▶ **Goal of the exercise**:
Print the listing in its entirety and exactly, leaving out images.

▶ **Provided records**:
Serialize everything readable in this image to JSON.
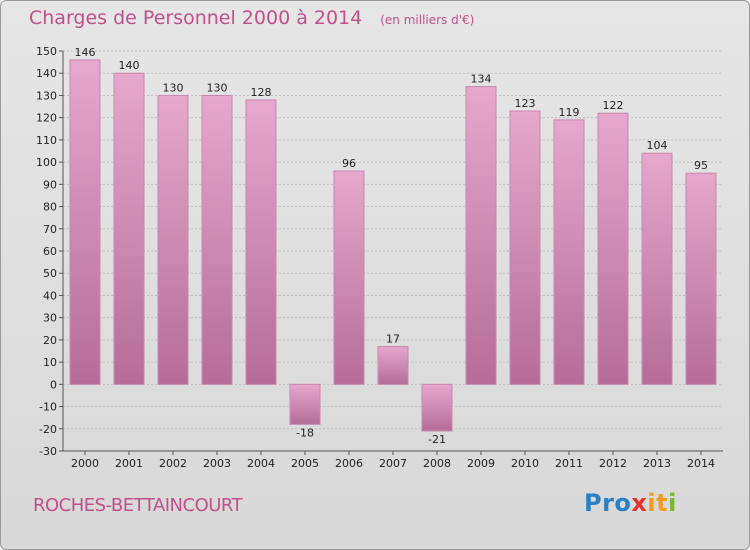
{
  "header": {
    "title": "Charges de Personnel 2000 à 2014",
    "subtitle": "(en milliers d'€)"
  },
  "footer": {
    "commune": "ROCHES-BETTAINCOURT",
    "logo_text": "Proxiti"
  },
  "colors": {
    "accent": "#c0508a",
    "bar_top": "#e6a8cc",
    "bar_bottom": "#b46d98",
    "bar_edge": "#c888ad"
  },
  "chart_data": {
    "type": "bar",
    "title": "Charges de Personnel 2000 à 2014",
    "subtitle": "(en milliers d'€)",
    "categories": [
      "2000",
      "2001",
      "2002",
      "2003",
      "2004",
      "2005",
      "2006",
      "2007",
      "2008",
      "2009",
      "2010",
      "2011",
      "2012",
      "2013",
      "2014"
    ],
    "values": [
      146,
      140,
      130,
      130,
      128,
      -18,
      96,
      17,
      -21,
      134,
      123,
      119,
      122,
      104,
      95
    ],
    "ylim": [
      -30,
      150
    ],
    "yticks": [
      -30,
      -20,
      -10,
      0,
      10,
      20,
      30,
      40,
      50,
      60,
      70,
      80,
      90,
      100,
      110,
      120,
      130,
      140,
      150
    ],
    "grid": true,
    "legend": "none"
  }
}
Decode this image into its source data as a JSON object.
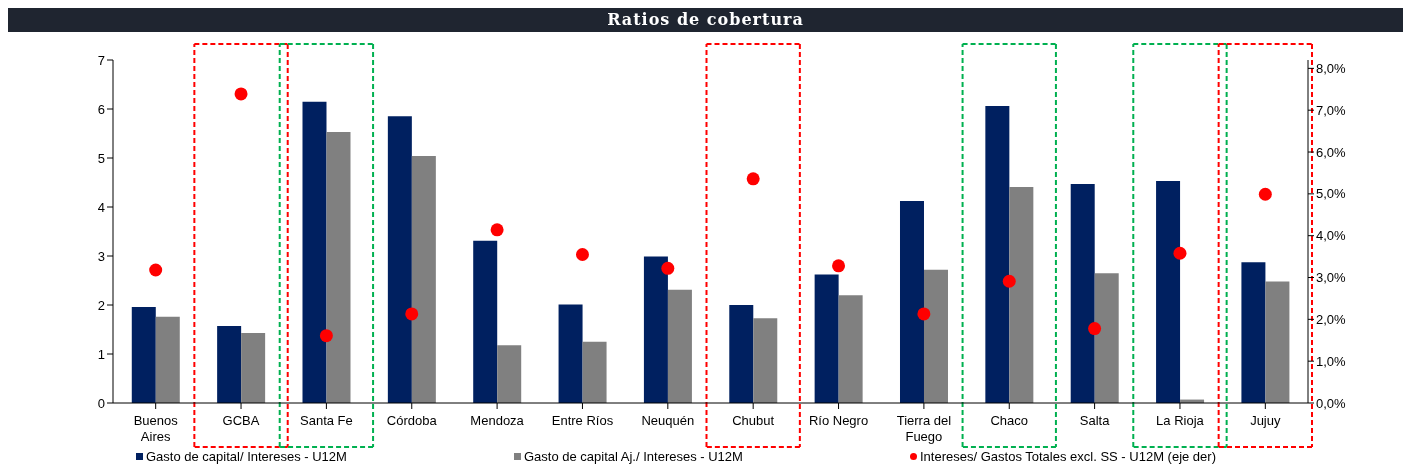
{
  "chart_data": {
    "type": "bar",
    "title": "Ratios de cobertura",
    "categories": [
      "Buenos Aires",
      "GCBA",
      "Santa Fe",
      "Córdoba",
      "Mendoza",
      "Entre Ríos",
      "Neuquén",
      "Chubut",
      "Río Negro",
      "Tierra del Fuego",
      "Chaco",
      "Salta",
      "La Rioja",
      "Jujuy"
    ],
    "series": [
      {
        "name": "Gasto de capital/ Intereses - U12M",
        "color": "#002060",
        "values": [
          1.96,
          1.57,
          6.15,
          5.85,
          3.31,
          2.01,
          2.99,
          2.0,
          2.62,
          4.12,
          6.06,
          4.47,
          4.53,
          2.87
        ]
      },
      {
        "name": "Gasto de capital Aj./ Intereses - U12M",
        "color": "#808080",
        "values": [
          1.76,
          1.43,
          5.53,
          5.04,
          1.18,
          1.25,
          2.31,
          1.73,
          2.2,
          2.72,
          4.41,
          2.65,
          0.07,
          2.48
        ]
      },
      {
        "name": "Intereses/ Gastos Totales excl. SS - U12M (eje der)",
        "type": "scatter",
        "axis": "y2",
        "marker": "circle",
        "color": "#ff0000",
        "values": [
          3.18,
          7.39,
          1.61,
          2.13,
          4.14,
          3.55,
          3.22,
          5.36,
          3.28,
          2.13,
          2.91,
          1.78,
          3.58,
          4.99
        ]
      }
    ],
    "ylim": [
      0,
      7
    ],
    "yticks": [
      0,
      1,
      2,
      3,
      4,
      5,
      6,
      7
    ],
    "y2lim": [
      0,
      8.2
    ],
    "y2ticks": [
      {
        "value": 0,
        "label": "0,0%"
      },
      {
        "value": 1,
        "label": "1,0%"
      },
      {
        "value": 2,
        "label": "2,0%"
      },
      {
        "value": 3,
        "label": "3,0%"
      },
      {
        "value": 4,
        "label": "4,0%"
      },
      {
        "value": 5,
        "label": "5,0%"
      },
      {
        "value": 6,
        "label": "6,0%"
      },
      {
        "value": 7,
        "label": "7,0%"
      },
      {
        "value": 8,
        "label": "8,0%"
      }
    ],
    "legend": "bottom"
  }
}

▶ **Exercise solution**:
Serialize everything readable in this image to JSON.
{
  "header": {
    "title": "Charges de Personnel 2000 à 2014",
    "subtitle": "(en milliers d'€)"
  },
  "footer": {
    "commune": "ROCHES-BETTAINCOURT",
    "logo_text": "Proxiti"
  },
  "colors": {
    "accent": "#c0508a",
    "bar_top": "#e6a8cc",
    "bar_bottom": "#b46d98",
    "bar_edge": "#c888ad"
  },
  "chart_data": {
    "type": "bar",
    "title": "Charges de Personnel 2000 à 2014",
    "subtitle": "(en milliers d'€)",
    "categories": [
      "2000",
      "2001",
      "2002",
      "2003",
      "2004",
      "2005",
      "2006",
      "2007",
      "2008",
      "2009",
      "2010",
      "2011",
      "2012",
      "2013",
      "2014"
    ],
    "values": [
      146,
      140,
      130,
      130,
      128,
      -18,
      96,
      17,
      -21,
      134,
      123,
      119,
      122,
      104,
      95
    ],
    "ylim": [
      -30,
      150
    ],
    "yticks": [
      -30,
      -20,
      -10,
      0,
      10,
      20,
      30,
      40,
      50,
      60,
      70,
      80,
      90,
      100,
      110,
      120,
      130,
      140,
      150
    ],
    "grid": true,
    "legend": "none"
  }
}
Decode this image into its source data as a JSON object.
{
  "chart_data": {
    "type": "bar",
    "title": "Ratios de cobertura",
    "categories": [
      "Buenos Aires",
      "GCBA",
      "Santa Fe",
      "Córdoba",
      "Mendoza",
      "Entre Ríos",
      "Neuquén",
      "Chubut",
      "Río Negro",
      "Tierra del Fuego",
      "Chaco",
      "Salta",
      "La Rioja",
      "Jujuy"
    ],
    "series": [
      {
        "name": "Gasto de capital/ Intereses - U12M",
        "color": "#002060",
        "values": [
          1.96,
          1.57,
          6.15,
          5.85,
          3.31,
          2.01,
          2.99,
          2.0,
          2.62,
          4.12,
          6.06,
          4.47,
          4.53,
          2.87
        ]
      },
      {
        "name": "Gasto de capital Aj./ Intereses - U12M",
        "color": "#808080",
        "values": [
          1.76,
          1.43,
          5.53,
          5.04,
          1.18,
          1.25,
          2.31,
          1.73,
          2.2,
          2.72,
          4.41,
          2.65,
          0.07,
          2.48
        ]
      },
      {
        "name": "Intereses/ Gastos Totales excl. SS - U12M (eje der)",
        "type": "scatter",
        "axis": "y2",
        "marker": "circle",
        "color": "#ff0000",
        "values": [
          3.18,
          7.39,
          1.61,
          2.13,
          4.14,
          3.55,
          3.22,
          5.36,
          3.28,
          2.13,
          2.91,
          1.78,
          3.58,
          4.99
        ]
      }
    ],
    "ylim": [
      0,
      7
    ],
    "yticks": [
      0,
      1,
      2,
      3,
      4,
      5,
      6,
      7
    ],
    "y2lim": [
      0,
      8.2
    ],
    "y2ticks": [
      {
        "value": 0,
        "label": "0,0%"
      },
      {
        "value": 1,
        "label": "1,0%"
      },
      {
        "value": 2,
        "label": "2,0%"
      },
      {
        "value": 3,
        "label": "3,0%"
      },
      {
        "value": 4,
        "label": "4,0%"
      },
      {
        "value": 5,
        "label": "5,0%"
      },
      {
        "value": 6,
        "label": "6,0%"
      },
      {
        "value": 7,
        "label": "7,0%"
      },
      {
        "value": 8,
        "label": "8,0%"
      }
    ],
    "legend": "bottom"
  }
}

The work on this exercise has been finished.